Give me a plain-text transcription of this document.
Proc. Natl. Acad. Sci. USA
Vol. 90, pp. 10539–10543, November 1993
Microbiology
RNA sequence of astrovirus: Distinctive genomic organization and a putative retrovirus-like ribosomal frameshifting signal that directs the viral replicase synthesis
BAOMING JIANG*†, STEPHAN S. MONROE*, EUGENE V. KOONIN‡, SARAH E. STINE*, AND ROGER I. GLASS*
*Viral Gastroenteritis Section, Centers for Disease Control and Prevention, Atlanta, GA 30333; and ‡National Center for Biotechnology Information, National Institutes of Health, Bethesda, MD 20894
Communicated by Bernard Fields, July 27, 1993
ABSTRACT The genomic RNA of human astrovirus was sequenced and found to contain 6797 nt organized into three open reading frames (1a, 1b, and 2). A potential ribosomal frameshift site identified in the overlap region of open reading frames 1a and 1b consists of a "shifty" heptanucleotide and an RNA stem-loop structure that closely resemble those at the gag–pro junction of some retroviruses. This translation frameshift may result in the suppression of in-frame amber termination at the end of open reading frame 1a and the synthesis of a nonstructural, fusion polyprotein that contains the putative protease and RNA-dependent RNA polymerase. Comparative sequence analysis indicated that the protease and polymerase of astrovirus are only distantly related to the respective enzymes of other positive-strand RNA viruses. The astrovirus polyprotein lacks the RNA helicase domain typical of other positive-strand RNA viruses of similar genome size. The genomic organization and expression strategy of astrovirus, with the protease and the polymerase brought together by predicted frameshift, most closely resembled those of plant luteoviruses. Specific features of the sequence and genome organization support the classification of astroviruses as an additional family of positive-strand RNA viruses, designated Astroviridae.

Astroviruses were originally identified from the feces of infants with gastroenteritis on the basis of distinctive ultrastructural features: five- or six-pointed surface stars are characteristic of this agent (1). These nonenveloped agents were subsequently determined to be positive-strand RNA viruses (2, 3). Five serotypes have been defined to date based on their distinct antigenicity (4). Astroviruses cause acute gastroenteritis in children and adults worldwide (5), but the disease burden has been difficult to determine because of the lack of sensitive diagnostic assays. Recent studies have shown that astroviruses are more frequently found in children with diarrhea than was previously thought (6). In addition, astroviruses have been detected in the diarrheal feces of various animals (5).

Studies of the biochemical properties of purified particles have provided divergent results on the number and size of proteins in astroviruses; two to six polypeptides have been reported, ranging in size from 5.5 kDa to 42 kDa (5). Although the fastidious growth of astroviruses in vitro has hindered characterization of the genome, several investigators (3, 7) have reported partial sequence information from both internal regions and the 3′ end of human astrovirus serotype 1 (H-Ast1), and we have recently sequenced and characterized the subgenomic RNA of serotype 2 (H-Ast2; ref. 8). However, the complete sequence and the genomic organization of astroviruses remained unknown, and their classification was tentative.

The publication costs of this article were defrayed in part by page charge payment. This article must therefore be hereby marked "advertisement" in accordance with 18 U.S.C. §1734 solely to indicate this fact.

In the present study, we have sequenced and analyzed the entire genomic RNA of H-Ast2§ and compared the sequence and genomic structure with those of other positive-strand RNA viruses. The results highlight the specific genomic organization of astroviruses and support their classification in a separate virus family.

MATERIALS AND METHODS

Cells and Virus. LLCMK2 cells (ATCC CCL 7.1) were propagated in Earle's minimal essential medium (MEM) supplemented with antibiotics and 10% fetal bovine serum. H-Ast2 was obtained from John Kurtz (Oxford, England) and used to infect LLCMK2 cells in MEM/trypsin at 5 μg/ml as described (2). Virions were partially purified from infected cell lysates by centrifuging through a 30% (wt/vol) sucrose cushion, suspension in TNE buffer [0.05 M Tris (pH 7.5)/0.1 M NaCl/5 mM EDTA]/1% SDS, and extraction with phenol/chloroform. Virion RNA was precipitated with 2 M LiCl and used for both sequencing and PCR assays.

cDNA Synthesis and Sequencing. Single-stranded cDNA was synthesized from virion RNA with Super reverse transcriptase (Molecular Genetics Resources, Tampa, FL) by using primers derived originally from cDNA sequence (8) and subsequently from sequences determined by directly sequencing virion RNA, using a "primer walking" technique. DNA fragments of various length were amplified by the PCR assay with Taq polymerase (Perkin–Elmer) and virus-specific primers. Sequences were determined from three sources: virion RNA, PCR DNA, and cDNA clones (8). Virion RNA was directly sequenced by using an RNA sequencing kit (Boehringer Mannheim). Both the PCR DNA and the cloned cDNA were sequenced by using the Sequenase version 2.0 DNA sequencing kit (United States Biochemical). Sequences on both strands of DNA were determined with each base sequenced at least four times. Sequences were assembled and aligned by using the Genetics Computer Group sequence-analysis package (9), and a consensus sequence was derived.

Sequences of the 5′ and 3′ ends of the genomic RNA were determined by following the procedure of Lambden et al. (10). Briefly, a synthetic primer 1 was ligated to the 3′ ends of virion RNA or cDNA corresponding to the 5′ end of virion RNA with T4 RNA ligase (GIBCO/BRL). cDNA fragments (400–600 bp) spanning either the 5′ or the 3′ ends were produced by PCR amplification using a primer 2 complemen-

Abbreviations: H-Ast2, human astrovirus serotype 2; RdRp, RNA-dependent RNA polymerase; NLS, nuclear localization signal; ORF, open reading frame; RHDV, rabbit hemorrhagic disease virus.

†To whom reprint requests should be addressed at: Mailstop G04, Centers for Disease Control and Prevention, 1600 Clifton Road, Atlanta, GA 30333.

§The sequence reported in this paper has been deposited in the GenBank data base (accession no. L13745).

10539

### TASK
Transcribe the entire listing. Leave every word as it is.

### ANSWER SECTION
Give me a plain-text transcription of this document.
Proc. Natl. Acad. Sci. USA
Vol. 90, pp. 10539–10543, November 1993
Microbiology
RNA sequence of astrovirus: Distinctive genomic organization and a putative retrovirus-like ribosomal frameshifting signal that directs the viral replicase synthesis
BAOMING JIANG*†, STEPHAN S. MONROE*, EUGENE V. KOONIN‡, SARAH E. STINE*, AND ROGER I. GLASS*
*Viral Gastroenteritis Section, Centers for Disease Control and Prevention, Atlanta, GA 30333; and ‡National Center for Biotechnology Information, National Institutes of Health, Bethesda, MD 20894
Communicated by Bernard Fields, July 27, 1993
ABSTRACT The genomic RNA of human astrovirus was sequenced and found to contain 6797 nt organized into three open reading frames (1a, 1b, and 2). A potential ribosomal frameshift site identified in the overlap region of open reading frames 1a and 1b consists of a "shifty" heptanucleotide and an RNA stem-loop structure that closely resemble those at the gag–pro junction of some retroviruses. This translation frameshift may result in the suppression of in-frame amber termination at the end of open reading frame 1a and the synthesis of a nonstructural, fusion polyprotein that contains the putative protease and RNA-dependent RNA polymerase. Comparative sequence analysis indicated that the protease and polymerase of astrovirus are only distantly related to the respective enzymes of other positive-strand RNA viruses. The astrovirus polyprotein lacks the RNA helicase domain typical of other positive-strand RNA viruses of similar genome size. The genomic organization and expression strategy of astrovirus, with the protease and the polymerase brought together by predicted frameshift, most closely resembled those of plant luteoviruses. Specific features of the sequence and genome organization support the classification of astroviruses as an additional family of positive-strand RNA viruses, designated Astroviridae.

Astroviruses were originally identified from the feces of infants with gastroenteritis on the basis of distinctive ultrastructural features: five- or six-pointed surface stars are characteristic of this agent (1). These nonenveloped agents were subsequently determined to be positive-strand RNA viruses (2, 3). Five serotypes have been defined to date based on their distinct antigenicity (4). Astroviruses cause acute gastroenteritis in children and adults worldwide (5), but the disease burden has been difficult to determine because of the lack of sensitive diagnostic assays. Recent studies have shown that astroviruses are more frequently found in children with diarrhea than was previously thought (6). In addition, astroviruses have been detected in the diarrheal feces of various animals (5).

Studies of the biochemical properties of purified particles have provided divergent results on the number and size of proteins in astroviruses; two to six polypeptides have been reported, ranging in size from 5.5 kDa to 42 kDa (5). Although the fastidious growth of astroviruses in vitro has hindered characterization of the genome, several investigators (3, 7) have reported partial sequence information from both internal regions and the 3′ end of human astrovirus serotype 1 (H-Ast1), and we have recently sequenced and characterized the subgenomic RNA of serotype 2 (H-Ast2; ref. 8). However, the complete sequence and the genomic organization of astroviruses remained unknown, and their classification was tentative.

The publication costs of this article were defrayed in part by page charge payment. This article must therefore be hereby marked "advertisement" in accordance with 18 U.S.C. §1734 solely to indicate this fact.

In the present study, we have sequenced and analyzed the entire genomic RNA of H-Ast2§ and compared the sequence and genomic structure with those of other positive-strand RNA viruses. The results highlight the specific genomic organization of astroviruses and support their classification in a separate virus family.

MATERIALS AND METHODS

Cells and Virus. LLCMK2 cells (ATCC CCL 7.1) were propagated in Earle's minimal essential medium (MEM) supplemented with antibiotics and 10% fetal bovine serum. H-Ast2 was obtained from John Kurtz (Oxford, England) and used to infect LLCMK2 cells in MEM/trypsin at 5 μg/ml as described (2). Virions were partially purified from infected cell lysates by centrifuging through a 30% (wt/vol) sucrose cushion, suspension in TNE buffer [0.05 M Tris (pH 7.5)/0.1 M NaCl/5 mM EDTA]/1% SDS, and extraction with phenol/chloroform. Virion RNA was precipitated with 2 M LiCl and used for both sequencing and PCR assays.

cDNA Synthesis and Sequencing. Single-stranded cDNA was synthesized from virion RNA with Super reverse transcriptase (Molecular Genetics Resources, Tampa, FL) by using primers derived originally from cDNA sequence (8) and subsequently from sequences determined by directly sequencing virion RNA, using a "primer walking" technique. DNA fragments of various length were amplified by the PCR assay with Taq polymerase (Perkin–Elmer) and virus-specific primers. Sequences were determined from three sources: virion RNA, PCR DNA, and cDNA clones (8). Virion RNA was directly sequenced by using an RNA sequencing kit (Boehringer Mannheim). Both the PCR DNA and the cloned cDNA were sequenced by using the Sequenase version 2.0 DNA sequencing kit (United States Biochemical). Sequences on both strands of DNA were determined with each base sequenced at least four times. Sequences were assembled and aligned by using the Genetics Computer Group sequence-analysis package (9), and a consensus sequence was derived.

Sequences of the 5′ and 3′ ends of the genomic RNA were determined by following the procedure of Lambden et al. (10). Briefly, a synthetic primer 1 was ligated to the 3′ ends of virion RNA or cDNA corresponding to the 5′ end of virion RNA with T4 RNA ligase (GIBCO/BRL). cDNA fragments (400–600 bp) spanning either the 5′ or the 3′ ends were produced by PCR amplification using a primer 2 complemen-

Abbreviations: H-Ast2, human astrovirus serotype 2; RdRp, RNA-dependent RNA polymerase; NLS, nuclear localization signal; ORF, open reading frame; RHDV, rabbit hemorrhagic disease virus.

†To whom reprint requests should be addressed at: Mailstop G04, Centers for Disease Control and Prevention, 1600 Clifton Road, Atlanta, GA 30333.

§The sequence reported in this paper has been deposited in the GenBank data base (accession no. L13745).

10539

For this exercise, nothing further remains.